Task description
Give every line of the data again, unchanged, but with no pictures.

(Dataset entries)

***

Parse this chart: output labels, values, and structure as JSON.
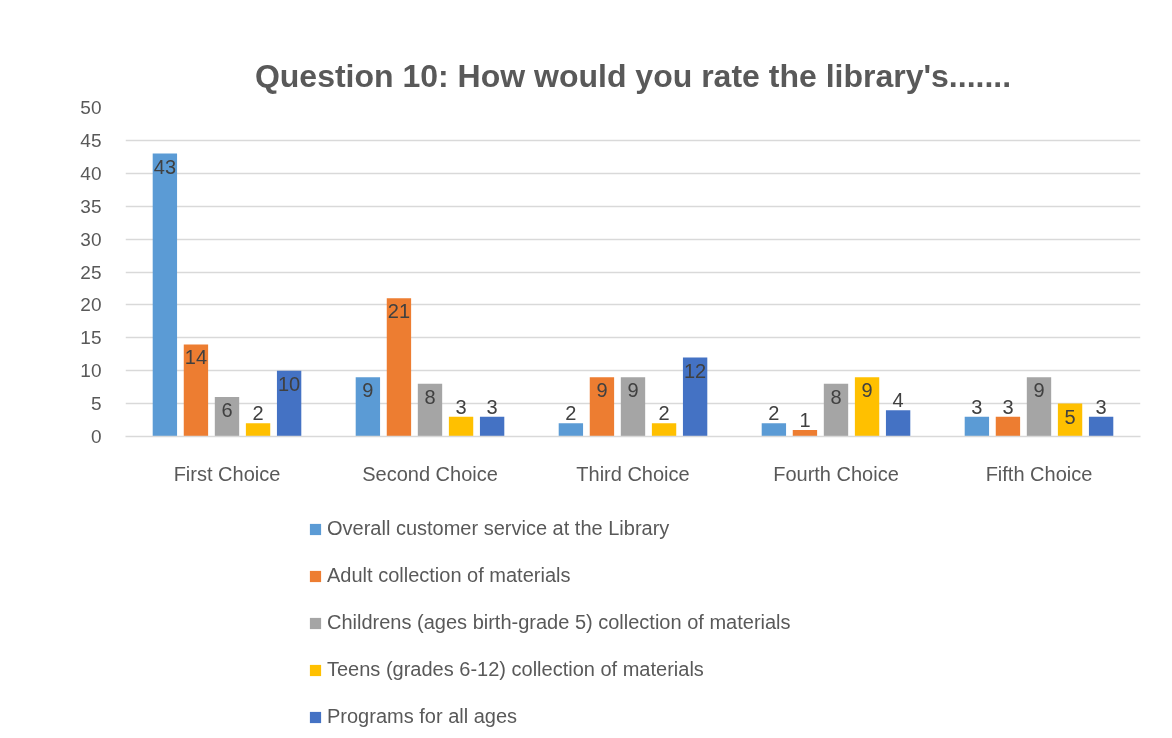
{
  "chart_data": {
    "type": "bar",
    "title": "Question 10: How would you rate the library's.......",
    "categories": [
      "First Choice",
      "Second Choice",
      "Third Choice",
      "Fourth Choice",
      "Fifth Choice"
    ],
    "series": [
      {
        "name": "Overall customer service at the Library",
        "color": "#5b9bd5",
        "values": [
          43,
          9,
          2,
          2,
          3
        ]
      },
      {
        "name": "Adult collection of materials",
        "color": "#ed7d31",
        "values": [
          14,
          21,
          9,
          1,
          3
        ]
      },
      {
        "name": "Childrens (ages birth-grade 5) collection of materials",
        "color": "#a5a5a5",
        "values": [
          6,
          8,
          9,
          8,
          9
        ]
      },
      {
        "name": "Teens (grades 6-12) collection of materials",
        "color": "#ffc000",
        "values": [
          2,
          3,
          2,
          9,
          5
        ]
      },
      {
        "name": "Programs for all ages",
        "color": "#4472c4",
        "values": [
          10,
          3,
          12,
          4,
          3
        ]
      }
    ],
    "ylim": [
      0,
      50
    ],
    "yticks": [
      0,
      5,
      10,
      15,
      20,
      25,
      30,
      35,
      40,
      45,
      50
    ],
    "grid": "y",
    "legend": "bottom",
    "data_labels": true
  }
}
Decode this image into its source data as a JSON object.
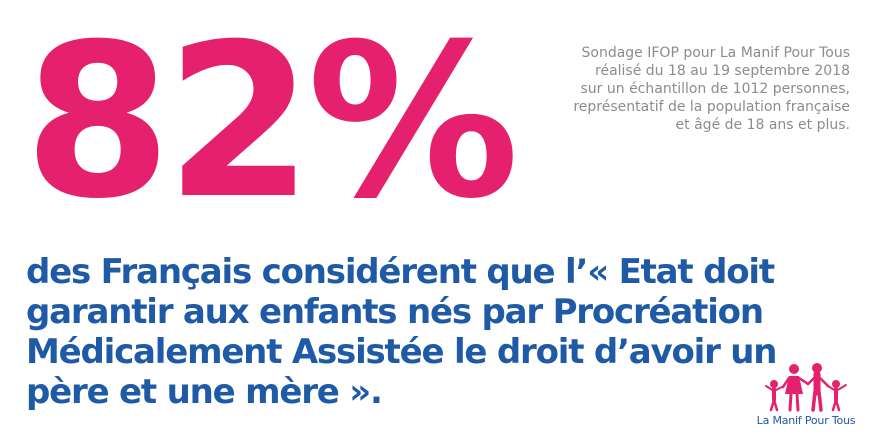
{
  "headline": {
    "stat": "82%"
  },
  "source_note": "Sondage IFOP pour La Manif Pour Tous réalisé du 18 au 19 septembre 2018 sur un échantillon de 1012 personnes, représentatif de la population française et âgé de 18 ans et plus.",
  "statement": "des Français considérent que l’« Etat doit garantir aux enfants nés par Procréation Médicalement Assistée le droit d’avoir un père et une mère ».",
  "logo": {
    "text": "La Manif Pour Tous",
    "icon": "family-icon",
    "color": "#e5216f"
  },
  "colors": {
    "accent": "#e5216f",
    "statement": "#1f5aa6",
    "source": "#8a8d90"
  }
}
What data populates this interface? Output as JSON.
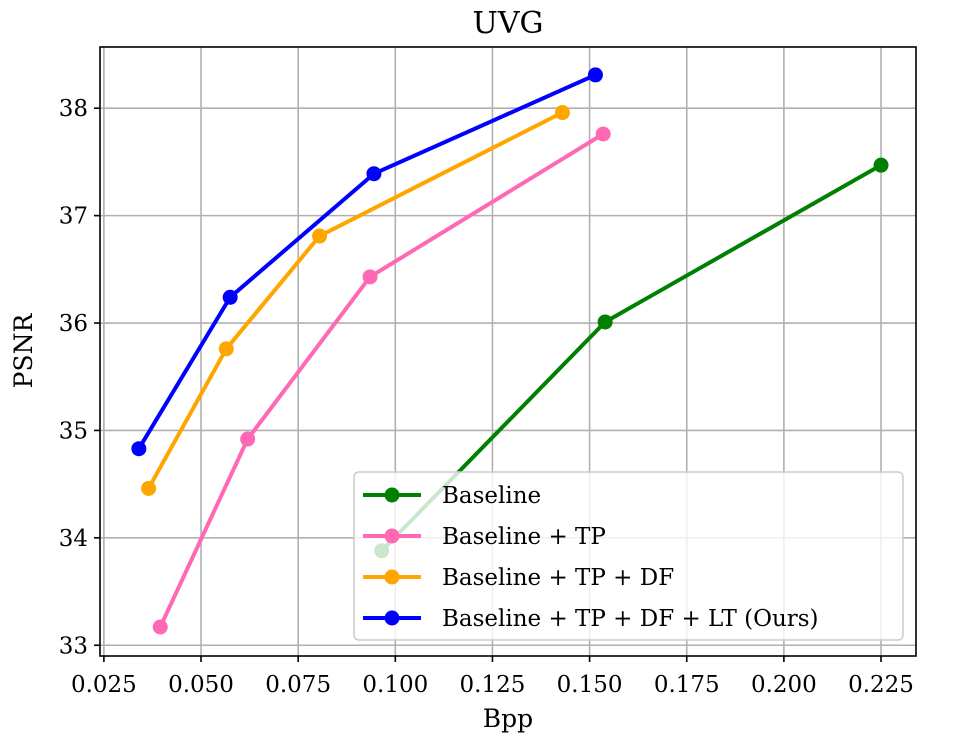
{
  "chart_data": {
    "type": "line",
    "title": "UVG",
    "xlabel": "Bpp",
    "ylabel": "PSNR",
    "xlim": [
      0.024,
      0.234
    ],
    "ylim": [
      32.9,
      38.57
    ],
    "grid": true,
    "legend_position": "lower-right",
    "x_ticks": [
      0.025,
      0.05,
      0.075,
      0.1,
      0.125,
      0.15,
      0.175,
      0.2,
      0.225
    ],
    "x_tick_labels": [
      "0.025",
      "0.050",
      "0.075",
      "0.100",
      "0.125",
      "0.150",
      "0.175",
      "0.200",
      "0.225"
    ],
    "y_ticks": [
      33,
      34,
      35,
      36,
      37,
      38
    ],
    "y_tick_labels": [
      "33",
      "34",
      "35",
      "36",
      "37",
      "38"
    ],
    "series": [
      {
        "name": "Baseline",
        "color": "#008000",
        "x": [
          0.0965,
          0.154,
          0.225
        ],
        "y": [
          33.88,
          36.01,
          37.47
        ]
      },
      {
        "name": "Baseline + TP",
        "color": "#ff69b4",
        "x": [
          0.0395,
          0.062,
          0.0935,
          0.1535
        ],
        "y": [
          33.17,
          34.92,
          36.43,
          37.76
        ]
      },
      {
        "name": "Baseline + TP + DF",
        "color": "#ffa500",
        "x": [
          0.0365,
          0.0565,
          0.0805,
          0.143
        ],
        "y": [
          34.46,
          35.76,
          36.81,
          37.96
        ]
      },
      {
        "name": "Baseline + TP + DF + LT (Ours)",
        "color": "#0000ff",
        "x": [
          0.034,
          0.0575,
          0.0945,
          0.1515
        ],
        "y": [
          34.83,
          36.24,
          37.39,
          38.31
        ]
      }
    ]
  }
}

***

Response to the exercise
Parse this chart: output labels, values, and structure as JSON.
{
  "chart_data": {
    "type": "bar",
    "title": "Question 10: How would you rate the library's.......",
    "categories": [
      "First Choice",
      "Second Choice",
      "Third Choice",
      "Fourth Choice",
      "Fifth Choice"
    ],
    "series": [
      {
        "name": "Overall customer service at the Library",
        "color": "#5b9bd5",
        "values": [
          43,
          9,
          2,
          2,
          3
        ]
      },
      {
        "name": "Adult collection of materials",
        "color": "#ed7d31",
        "values": [
          14,
          21,
          9,
          1,
          3
        ]
      },
      {
        "name": "Childrens (ages birth-grade 5) collection of materials",
        "color": "#a5a5a5",
        "values": [
          6,
          8,
          9,
          8,
          9
        ]
      },
      {
        "name": "Teens (grades 6-12) collection of materials",
        "color": "#ffc000",
        "values": [
          2,
          3,
          2,
          9,
          5
        ]
      },
      {
        "name": "Programs for all ages",
        "color": "#4472c4",
        "values": [
          10,
          3,
          12,
          4,
          3
        ]
      }
    ],
    "ylim": [
      0,
      50
    ],
    "yticks": [
      0,
      5,
      10,
      15,
      20,
      25,
      30,
      35,
      40,
      45,
      50
    ],
    "grid": "y",
    "legend": "bottom",
    "data_labels": true
  }
}
Decode this image into its source data as a JSON object.
{
  "headline": {
    "stat": "82%"
  },
  "source_note": "Sondage IFOP pour La Manif Pour Tous réalisé du 18 au 19 septembre 2018 sur un échantillon de 1012 personnes, représentatif de la population française et âgé de 18 ans et plus.",
  "statement": "des Français considérent que l’« Etat doit garantir aux enfants nés par Procréation Médicalement Assistée le droit d’avoir un père et une mère ».",
  "logo": {
    "text": "La Manif Pour Tous",
    "icon": "family-icon",
    "color": "#e5216f"
  },
  "colors": {
    "accent": "#e5216f",
    "statement": "#1f5aa6",
    "source": "#8a8d90"
  }
}
What data populates this interface? Output as JSON.
{
  "chart_data": {
    "type": "line",
    "title": "UVG",
    "xlabel": "Bpp",
    "ylabel": "PSNR",
    "xlim": [
      0.024,
      0.234
    ],
    "ylim": [
      32.9,
      38.57
    ],
    "grid": true,
    "legend_position": "lower-right",
    "x_ticks": [
      0.025,
      0.05,
      0.075,
      0.1,
      0.125,
      0.15,
      0.175,
      0.2,
      0.225
    ],
    "x_tick_labels": [
      "0.025",
      "0.050",
      "0.075",
      "0.100",
      "0.125",
      "0.150",
      "0.175",
      "0.200",
      "0.225"
    ],
    "y_ticks": [
      33,
      34,
      35,
      36,
      37,
      38
    ],
    "y_tick_labels": [
      "33",
      "34",
      "35",
      "36",
      "37",
      "38"
    ],
    "series": [
      {
        "name": "Baseline",
        "color": "#008000",
        "x": [
          0.0965,
          0.154,
          0.225
        ],
        "y": [
          33.88,
          36.01,
          37.47
        ]
      },
      {
        "name": "Baseline + TP",
        "color": "#ff69b4",
        "x": [
          0.0395,
          0.062,
          0.0935,
          0.1535
        ],
        "y": [
          33.17,
          34.92,
          36.43,
          37.76
        ]
      },
      {
        "name": "Baseline + TP + DF",
        "color": "#ffa500",
        "x": [
          0.0365,
          0.0565,
          0.0805,
          0.143
        ],
        "y": [
          34.46,
          35.76,
          36.81,
          37.96
        ]
      },
      {
        "name": "Baseline + TP + DF + LT (Ours)",
        "color": "#0000ff",
        "x": [
          0.034,
          0.0575,
          0.0945,
          0.1515
        ],
        "y": [
          34.83,
          36.24,
          37.39,
          38.31
        ]
      }
    ]
  }
}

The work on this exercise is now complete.